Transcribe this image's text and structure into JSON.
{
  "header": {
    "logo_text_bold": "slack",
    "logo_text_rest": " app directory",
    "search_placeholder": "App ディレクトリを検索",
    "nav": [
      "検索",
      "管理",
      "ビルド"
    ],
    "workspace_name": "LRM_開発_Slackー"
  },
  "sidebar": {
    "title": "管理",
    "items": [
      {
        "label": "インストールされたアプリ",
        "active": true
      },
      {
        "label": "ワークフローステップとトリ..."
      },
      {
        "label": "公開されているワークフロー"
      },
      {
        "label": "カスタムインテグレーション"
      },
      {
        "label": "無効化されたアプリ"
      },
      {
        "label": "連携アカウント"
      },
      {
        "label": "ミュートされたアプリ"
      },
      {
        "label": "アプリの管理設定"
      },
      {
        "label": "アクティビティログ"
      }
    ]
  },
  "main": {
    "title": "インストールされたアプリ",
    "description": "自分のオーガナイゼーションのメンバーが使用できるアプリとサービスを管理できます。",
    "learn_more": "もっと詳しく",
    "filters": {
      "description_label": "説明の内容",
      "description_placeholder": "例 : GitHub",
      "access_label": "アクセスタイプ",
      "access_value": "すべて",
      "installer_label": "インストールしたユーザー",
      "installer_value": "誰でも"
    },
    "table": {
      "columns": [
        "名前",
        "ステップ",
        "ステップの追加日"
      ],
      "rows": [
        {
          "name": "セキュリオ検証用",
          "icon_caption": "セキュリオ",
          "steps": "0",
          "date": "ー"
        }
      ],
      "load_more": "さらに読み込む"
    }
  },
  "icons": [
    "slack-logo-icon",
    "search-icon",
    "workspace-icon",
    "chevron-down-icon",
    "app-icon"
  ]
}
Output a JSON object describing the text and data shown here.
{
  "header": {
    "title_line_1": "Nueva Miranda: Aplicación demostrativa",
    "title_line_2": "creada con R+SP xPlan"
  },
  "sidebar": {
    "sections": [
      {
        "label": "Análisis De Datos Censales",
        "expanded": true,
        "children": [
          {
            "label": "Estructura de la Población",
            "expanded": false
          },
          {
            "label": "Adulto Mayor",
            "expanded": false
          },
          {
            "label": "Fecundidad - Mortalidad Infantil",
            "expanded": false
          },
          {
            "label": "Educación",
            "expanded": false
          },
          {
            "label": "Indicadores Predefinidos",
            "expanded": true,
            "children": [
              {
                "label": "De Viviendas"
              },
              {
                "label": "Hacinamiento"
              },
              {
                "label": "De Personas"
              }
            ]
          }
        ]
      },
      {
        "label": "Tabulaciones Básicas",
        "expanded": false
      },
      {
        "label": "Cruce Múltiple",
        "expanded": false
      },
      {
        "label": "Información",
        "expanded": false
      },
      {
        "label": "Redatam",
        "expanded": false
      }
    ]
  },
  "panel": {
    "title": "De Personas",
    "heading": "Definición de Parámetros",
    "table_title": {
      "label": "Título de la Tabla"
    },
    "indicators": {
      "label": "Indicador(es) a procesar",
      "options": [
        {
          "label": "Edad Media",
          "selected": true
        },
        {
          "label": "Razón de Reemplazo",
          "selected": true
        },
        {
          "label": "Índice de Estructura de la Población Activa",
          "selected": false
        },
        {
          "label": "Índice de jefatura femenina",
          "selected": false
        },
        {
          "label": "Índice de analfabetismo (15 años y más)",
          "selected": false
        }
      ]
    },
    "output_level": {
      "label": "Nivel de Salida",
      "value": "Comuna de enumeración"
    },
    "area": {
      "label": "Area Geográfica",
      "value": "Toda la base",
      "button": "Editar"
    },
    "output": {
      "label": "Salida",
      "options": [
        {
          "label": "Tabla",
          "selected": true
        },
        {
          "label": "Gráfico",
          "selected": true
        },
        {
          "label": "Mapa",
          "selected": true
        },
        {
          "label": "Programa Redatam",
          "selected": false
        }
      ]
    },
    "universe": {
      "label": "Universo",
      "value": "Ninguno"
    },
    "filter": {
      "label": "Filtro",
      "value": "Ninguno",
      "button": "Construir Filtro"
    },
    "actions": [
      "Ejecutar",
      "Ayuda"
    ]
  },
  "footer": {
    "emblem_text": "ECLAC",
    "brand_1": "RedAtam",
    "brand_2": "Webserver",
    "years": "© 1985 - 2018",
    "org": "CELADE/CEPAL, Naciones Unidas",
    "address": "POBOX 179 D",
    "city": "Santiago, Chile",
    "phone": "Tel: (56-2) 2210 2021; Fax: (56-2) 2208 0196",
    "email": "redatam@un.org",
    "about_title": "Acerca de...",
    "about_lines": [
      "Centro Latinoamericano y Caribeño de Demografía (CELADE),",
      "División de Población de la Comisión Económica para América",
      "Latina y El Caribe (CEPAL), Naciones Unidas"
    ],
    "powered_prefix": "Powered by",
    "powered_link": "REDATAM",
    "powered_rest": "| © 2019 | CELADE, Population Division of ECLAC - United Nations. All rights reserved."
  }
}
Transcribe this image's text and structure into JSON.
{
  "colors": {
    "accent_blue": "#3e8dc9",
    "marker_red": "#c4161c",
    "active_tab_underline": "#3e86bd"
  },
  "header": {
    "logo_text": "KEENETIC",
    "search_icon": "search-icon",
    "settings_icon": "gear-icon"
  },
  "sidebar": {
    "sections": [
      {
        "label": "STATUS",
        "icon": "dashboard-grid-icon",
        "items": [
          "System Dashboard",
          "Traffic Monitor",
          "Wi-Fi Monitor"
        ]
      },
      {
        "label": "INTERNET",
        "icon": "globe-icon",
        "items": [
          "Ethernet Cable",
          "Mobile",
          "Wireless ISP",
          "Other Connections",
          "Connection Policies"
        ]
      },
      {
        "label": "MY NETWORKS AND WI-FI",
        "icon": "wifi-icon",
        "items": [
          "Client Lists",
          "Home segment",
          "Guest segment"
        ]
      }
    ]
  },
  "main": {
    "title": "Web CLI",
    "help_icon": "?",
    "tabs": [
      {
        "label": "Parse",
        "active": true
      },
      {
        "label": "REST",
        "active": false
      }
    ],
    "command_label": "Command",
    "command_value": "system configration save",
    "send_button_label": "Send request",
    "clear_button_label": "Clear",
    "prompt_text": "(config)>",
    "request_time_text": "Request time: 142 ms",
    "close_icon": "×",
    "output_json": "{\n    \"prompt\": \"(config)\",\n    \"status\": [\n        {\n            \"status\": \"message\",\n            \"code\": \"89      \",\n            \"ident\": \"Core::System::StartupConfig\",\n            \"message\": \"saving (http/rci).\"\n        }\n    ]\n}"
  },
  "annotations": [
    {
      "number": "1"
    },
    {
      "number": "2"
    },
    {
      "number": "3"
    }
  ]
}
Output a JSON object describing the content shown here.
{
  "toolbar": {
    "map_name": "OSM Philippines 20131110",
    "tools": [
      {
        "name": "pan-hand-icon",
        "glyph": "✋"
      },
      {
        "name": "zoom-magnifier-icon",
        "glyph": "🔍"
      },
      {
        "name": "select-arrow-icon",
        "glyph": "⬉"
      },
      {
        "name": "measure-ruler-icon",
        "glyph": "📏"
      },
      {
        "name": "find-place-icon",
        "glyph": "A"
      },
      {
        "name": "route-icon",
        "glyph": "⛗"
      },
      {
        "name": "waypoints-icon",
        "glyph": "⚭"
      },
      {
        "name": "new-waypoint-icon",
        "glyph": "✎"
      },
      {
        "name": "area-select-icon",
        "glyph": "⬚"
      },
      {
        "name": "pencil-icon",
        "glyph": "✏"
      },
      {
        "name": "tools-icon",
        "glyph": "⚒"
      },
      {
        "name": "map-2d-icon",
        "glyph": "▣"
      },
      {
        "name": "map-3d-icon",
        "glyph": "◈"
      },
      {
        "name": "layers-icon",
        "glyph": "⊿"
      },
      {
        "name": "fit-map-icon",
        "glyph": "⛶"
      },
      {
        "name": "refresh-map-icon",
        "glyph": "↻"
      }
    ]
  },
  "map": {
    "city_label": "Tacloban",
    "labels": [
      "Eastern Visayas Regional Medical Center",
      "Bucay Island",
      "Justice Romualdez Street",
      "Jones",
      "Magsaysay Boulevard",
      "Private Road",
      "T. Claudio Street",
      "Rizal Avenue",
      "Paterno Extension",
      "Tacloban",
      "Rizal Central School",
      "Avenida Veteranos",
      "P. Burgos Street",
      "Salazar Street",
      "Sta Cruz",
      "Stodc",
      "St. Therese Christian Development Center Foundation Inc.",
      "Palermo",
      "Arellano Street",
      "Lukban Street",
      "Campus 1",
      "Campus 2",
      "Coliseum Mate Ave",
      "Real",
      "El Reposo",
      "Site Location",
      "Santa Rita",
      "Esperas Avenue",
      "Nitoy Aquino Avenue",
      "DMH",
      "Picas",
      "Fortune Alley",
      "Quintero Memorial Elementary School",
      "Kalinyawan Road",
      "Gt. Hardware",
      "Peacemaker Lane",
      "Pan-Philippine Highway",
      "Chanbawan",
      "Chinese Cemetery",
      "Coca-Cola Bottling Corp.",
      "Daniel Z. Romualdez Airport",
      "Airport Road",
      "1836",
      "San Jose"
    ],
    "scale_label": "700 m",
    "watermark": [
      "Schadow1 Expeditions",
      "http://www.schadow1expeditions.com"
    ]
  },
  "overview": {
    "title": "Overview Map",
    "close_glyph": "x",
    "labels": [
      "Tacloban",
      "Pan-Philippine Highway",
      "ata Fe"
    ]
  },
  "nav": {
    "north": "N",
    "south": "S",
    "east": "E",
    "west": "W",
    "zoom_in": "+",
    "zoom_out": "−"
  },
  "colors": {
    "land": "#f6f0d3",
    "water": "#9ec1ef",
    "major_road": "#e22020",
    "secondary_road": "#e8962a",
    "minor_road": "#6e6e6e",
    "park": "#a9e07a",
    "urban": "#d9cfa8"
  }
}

:::::

Extract each line holding the string "Filtro".

FULL ANSWER:
      "label": "Filtro",
      "button": "Construir Filtro"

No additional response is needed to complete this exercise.